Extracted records
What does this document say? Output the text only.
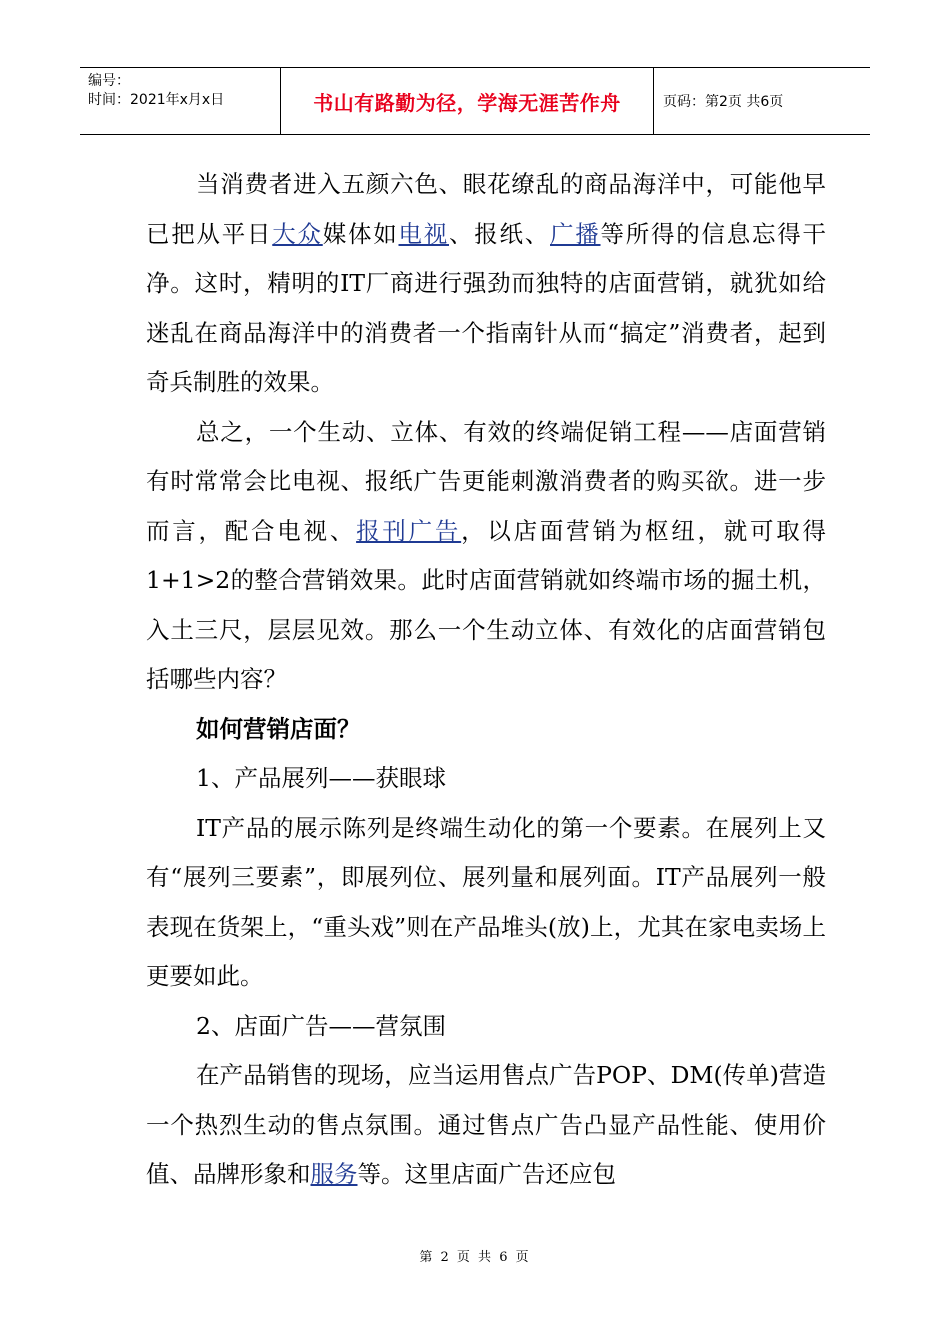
编号：
时间：2021年x月x日	书山有路勤为径，学海无涯苦作舟	页码：第2页 共6页

当消费者进入五颜六色、眼花缭乱的商品海洋中，可能他早已把从平日大众媒体如电视、报纸、广播等所得的信息忘得干净。这时，精明的IT厂商进行强劲而独特的店面营销，就犹如给迷乱在商品海洋中的消费者一个指南针从而“搞定”消费者，起到奇兵制胜的效果。

总之，一个生动、立体、有效的终端促销工程——店面营销有时常常会比电视、报纸广告更能刺激消费者的购买欲。进一步而言，配合电视、报刊广告，以店面营销为枢纽，就可取得1+1>2的整合营销效果。此时店面营销就如终端市场的掘土机，入土三尺，层层见效。那么一个生动立体、有效化的店面营销包括哪些内容？

如何营销店面？

1、产品展列——获眼球

IT产品的展示陈列是终端生动化的第一个要素。在展列上又有“展列三要素”，即展列位、展列量和展列面。IT产品展列一般表现在货架上，“重头戏”则在产品堆头(放)上，尤其在家电卖场上更要如此。

2、店面广告——营氛围

在产品销售的现场，应当运用售点广告POP、DM(传单)营造一个热烈生动的售点氛围。通过售点广告凸显产品性能、使用价值、品牌形象和服务等。这里店面广告还应包

第 2 页 共 6 页
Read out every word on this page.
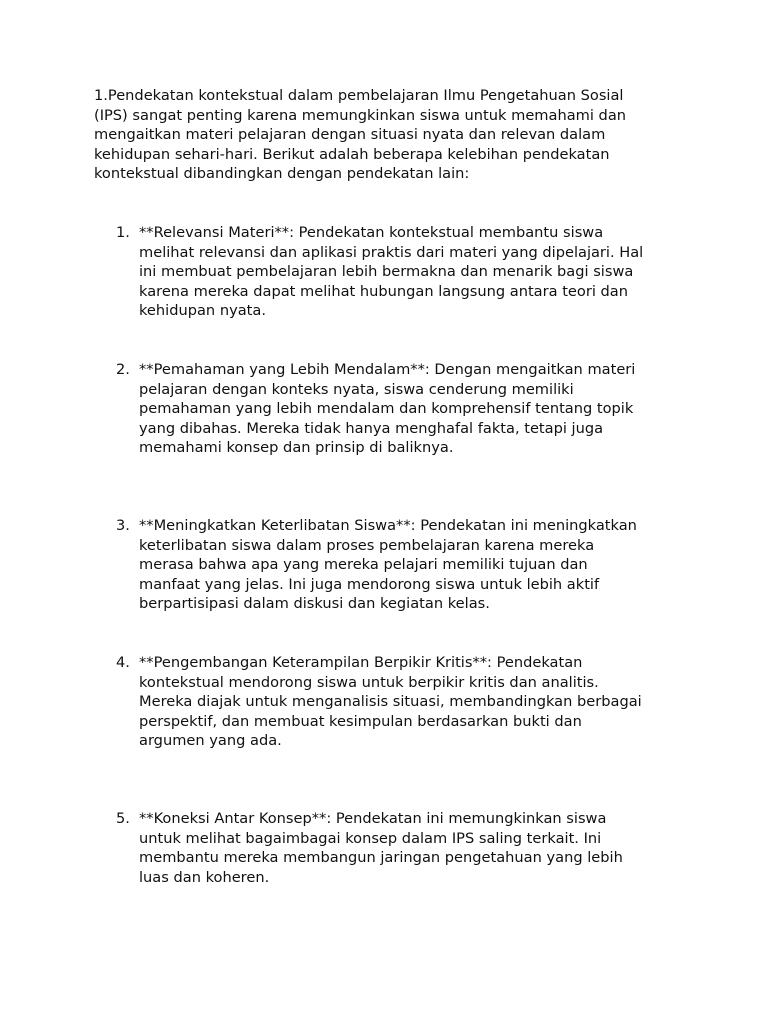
1.Pendekatan kontekstual dalam pembelajaran Ilmu Pengetahuan Sosial
(IPS) sangat penting karena memungkinkan siswa untuk memahami dan
mengaitkan materi pelajaran dengan situasi nyata dan relevan dalam
kehidupan sehari-hari. Berikut adalah beberapa kelebihan pendekatan
kontekstual dibandingkan dengan pendekatan lain:

1. **Relevansi Materi**: Pendekatan kontekstual membantu siswa
melihat relevansi dan aplikasi praktis dari materi yang dipelajari. Hal
ini membuat pembelajaran lebih bermakna dan menarik bagi siswa
karena mereka dapat melihat hubungan langsung antara teori dan
kehidupan nyata.
2. **Pemahaman yang Lebih Mendalam**: Dengan mengaitkan materi
pelajaran dengan konteks nyata, siswa cenderung memiliki
pemahaman yang lebih mendalam dan komprehensif tentang topik
yang dibahas. Mereka tidak hanya menghafal fakta, tetapi juga
memahami konsep dan prinsip di baliknya.
3. **Meningkatkan Keterlibatan Siswa**: Pendekatan ini meningkatkan
keterlibatan siswa dalam proses pembelajaran karena mereka
merasa bahwa apa yang mereka pelajari memiliki tujuan dan
manfaat yang jelas. Ini juga mendorong siswa untuk lebih aktif
berpartisipasi dalam diskusi dan kegiatan kelas.
4. **Pengembangan Keterampilan Berpikir Kritis**: Pendekatan
kontekstual mendorong siswa untuk berpikir kritis dan analitis.
Mereka diajak untuk menganalisis situasi, membandingkan berbagai
perspektif, dan membuat kesimpulan berdasarkan bukti dan
argumen yang ada.
5. **Koneksi Antar Konsep**: Pendekatan ini memungkinkan siswa
untuk melihat bagaimbagai konsep dalam IPS saling terkait. Ini
membantu mereka membangun jaringan pengetahuan yang lebih
luas dan koheren.
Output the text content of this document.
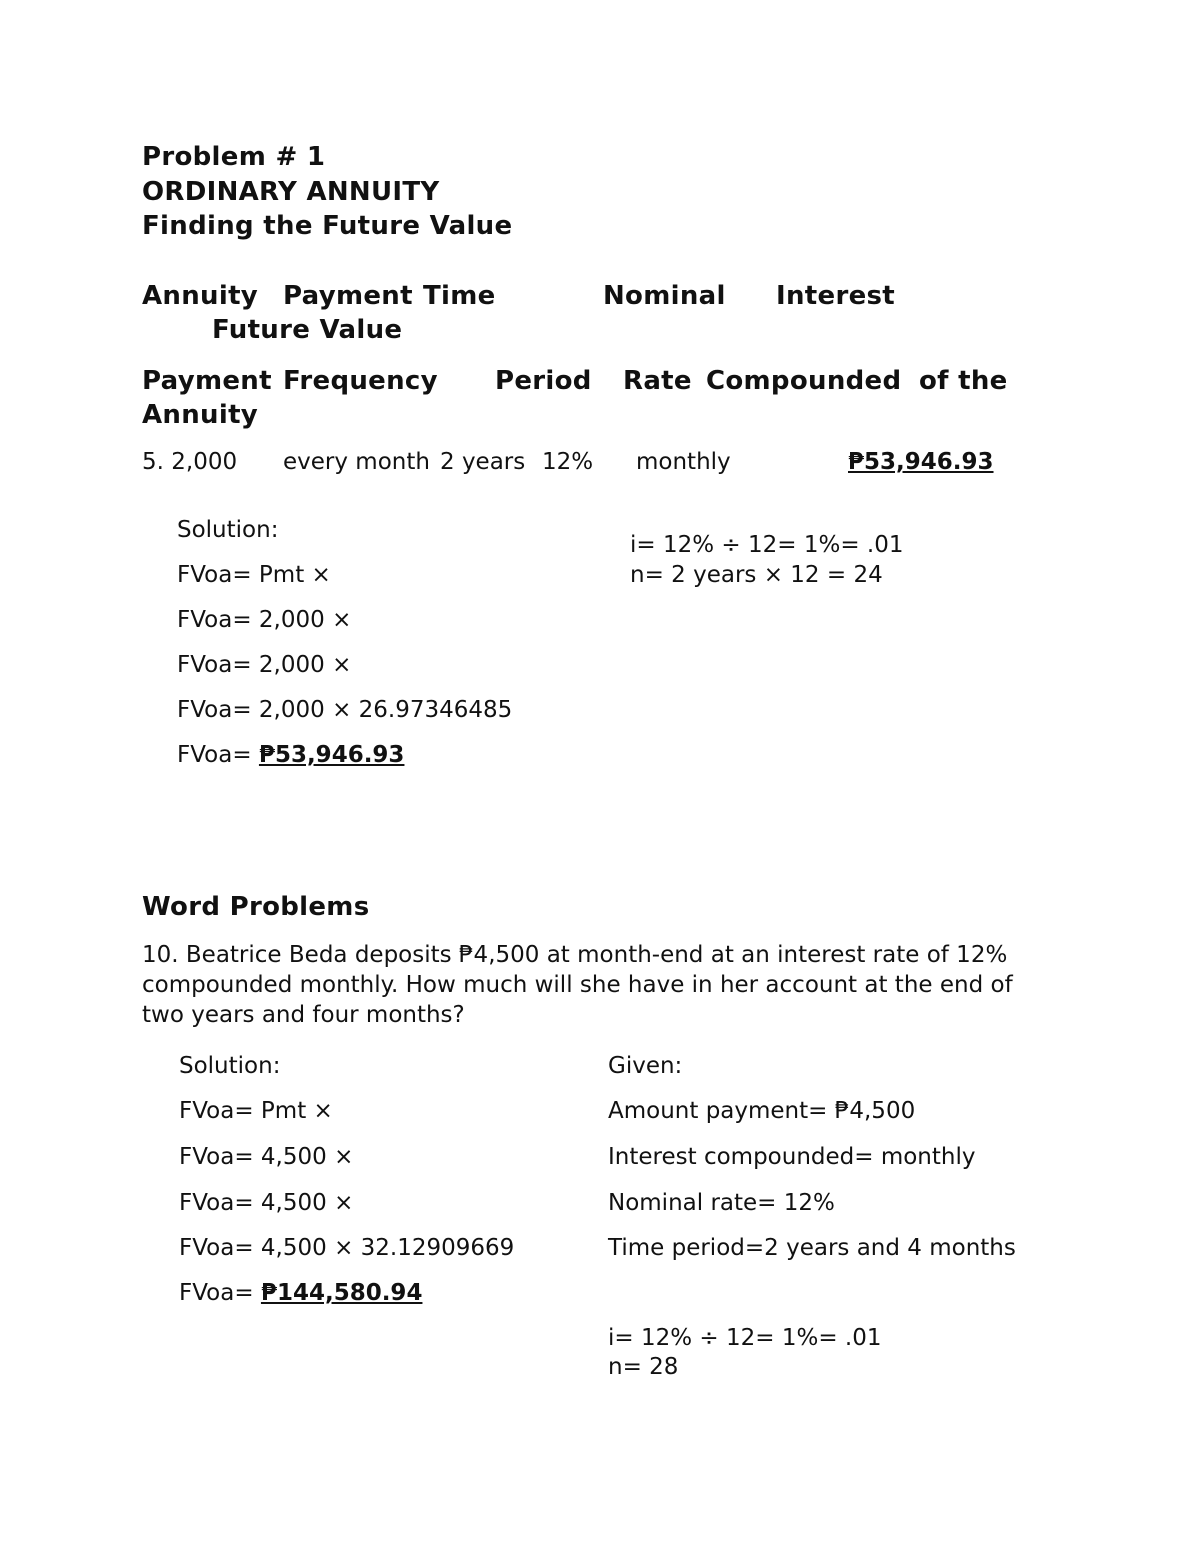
Problem # 1
ORDINARY ANNUITY
Finding the Future Value
Annuity Payment Time	Nominal Interest
Future Value
Payment Frequency Period Rate Compounded of the
Annuity
5. 2,000 every month 2 years 12% monthly	₱53,946.93
Solution:
FVoa= Pmt ×
FVoa= 2,000 ×
FVoa= 2,000 ×
FVoa= 2,000 × 26.97346485
FVoa= ₱53,946.93
i= 12% ÷ 12= 1%= .01
n= 2 years × 12 = 24
Word Problems
10. Beatrice Beda deposits ₱4,500 at month-end at an interest rate of 12% compounded monthly. How much will she have in her account at the end of two years and four months?
Solution:
FVoa= Pmt ×
FVoa= 4,500 ×
FVoa= 4,500 ×
FVoa= 4,500 × 32.12909669
FVoa= ₱144,580.94
Given:
Amount payment= ₱4,500
Interest compounded= monthly
Nominal rate= 12%
Time period=2 years and 4 months
i= 12% ÷ 12= 1%= .01
n= 28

STATED PROBLEM
Transcribe the material exactly, keeping every word and none of the pictures.

ANSWER TO THIS TASK
What does this document say? Output the text only.
编号：
时间：2021年x月x日	书山有路勤为径，学海无涯苦作舟	页码：第2页 共6页

当消费者进入五颜六色、眼花缭乱的商品海洋中，可能他早已把从平日大众媒体如电视、报纸、广播等所得的信息忘得干净。这时，精明的IT厂商进行强劲而独特的店面营销，就犹如给迷乱在商品海洋中的消费者一个指南针从而“搞定”消费者，起到奇兵制胜的效果。

总之，一个生动、立体、有效的终端促销工程——店面营销有时常常会比电视、报纸广告更能刺激消费者的购买欲。进一步而言，配合电视、报刊广告，以店面营销为枢纽，就可取得1+1>2的整合营销效果。此时店面营销就如终端市场的掘土机，入土三尺，层层见效。那么一个生动立体、有效化的店面营销包括哪些内容？

如何营销店面？

1、产品展列——获眼球

IT产品的展示陈列是终端生动化的第一个要素。在展列上又有“展列三要素”，即展列位、展列量和展列面。IT产品展列一般表现在货架上，“重头戏”则在产品堆头(放)上，尤其在家电卖场上更要如此。

2、店面广告——营氛围

在产品销售的现场，应当运用售点广告POP、DM(传单)营造一个热烈生动的售点氛围。通过售点广告凸显产品性能、使用价值、品牌形象和服务等。这里店面广告还应包

第 2 页 共 6 页
Read out every word on this page.
1.Pendekatan kontekstual dalam pembelajaran Ilmu Pengetahuan Sosial
(IPS) sangat penting karena memungkinkan siswa untuk memahami dan
mengaitkan materi pelajaran dengan situasi nyata dan relevan dalam
kehidupan sehari-hari. Berikut adalah beberapa kelebihan pendekatan
kontekstual dibandingkan dengan pendekatan lain:

1. **Relevansi Materi**: Pendekatan kontekstual membantu siswa
melihat relevansi dan aplikasi praktis dari materi yang dipelajari. Hal
ini membuat pembelajaran lebih bermakna dan menarik bagi siswa
karena mereka dapat melihat hubungan langsung antara teori dan
kehidupan nyata.
2. **Pemahaman yang Lebih Mendalam**: Dengan mengaitkan materi
pelajaran dengan konteks nyata, siswa cenderung memiliki
pemahaman yang lebih mendalam dan komprehensif tentang topik
yang dibahas. Mereka tidak hanya menghafal fakta, tetapi juga
memahami konsep dan prinsip di baliknya.
3. **Meningkatkan Keterlibatan Siswa**: Pendekatan ini meningkatkan
keterlibatan siswa dalam proses pembelajaran karena mereka
merasa bahwa apa yang mereka pelajari memiliki tujuan dan
manfaat yang jelas. Ini juga mendorong siswa untuk lebih aktif
berpartisipasi dalam diskusi dan kegiatan kelas.
4. **Pengembangan Keterampilan Berpikir Kritis**: Pendekatan
kontekstual mendorong siswa untuk berpikir kritis dan analitis.
Mereka diajak untuk menganalisis situasi, membandingkan berbagai
perspektif, dan membuat kesimpulan berdasarkan bukti dan
argumen yang ada.
5. **Koneksi Antar Konsep**: Pendekatan ini memungkinkan siswa
untuk melihat bagaimbagai konsep dalam IPS saling terkait. Ini
membantu mereka membangun jaringan pengetahuan yang lebih
luas dan koheren.
Output the text content of this document.
Problem # 1
ORDINARY ANNUITY
Finding the Future Value
Annuity Payment Time	Nominal Interest
Future Value
Payment Frequency Period Rate Compounded of the
Annuity
5. 2,000 every month 2 years 12% monthly	₱53,946.93
Solution:
FVoa= Pmt ×
FVoa= 2,000 ×
FVoa= 2,000 ×
FVoa= 2,000 × 26.97346485
FVoa= ₱53,946.93
i= 12% ÷ 12= 1%= .01
n= 2 years × 12 = 24
Word Problems
10. Beatrice Beda deposits ₱4,500 at month-end at an interest rate of 12% compounded monthly. How much will she have in her account at the end of two years and four months?
Solution:
FVoa= Pmt ×
FVoa= 4,500 ×
FVoa= 4,500 ×
FVoa= 4,500 × 32.12909669
FVoa= ₱144,580.94
Given:
Amount payment= ₱4,500
Interest compounded= monthly
Nominal rate= 12%
Time period=2 years and 4 months
i= 12% ÷ 12= 1%= .01
n= 28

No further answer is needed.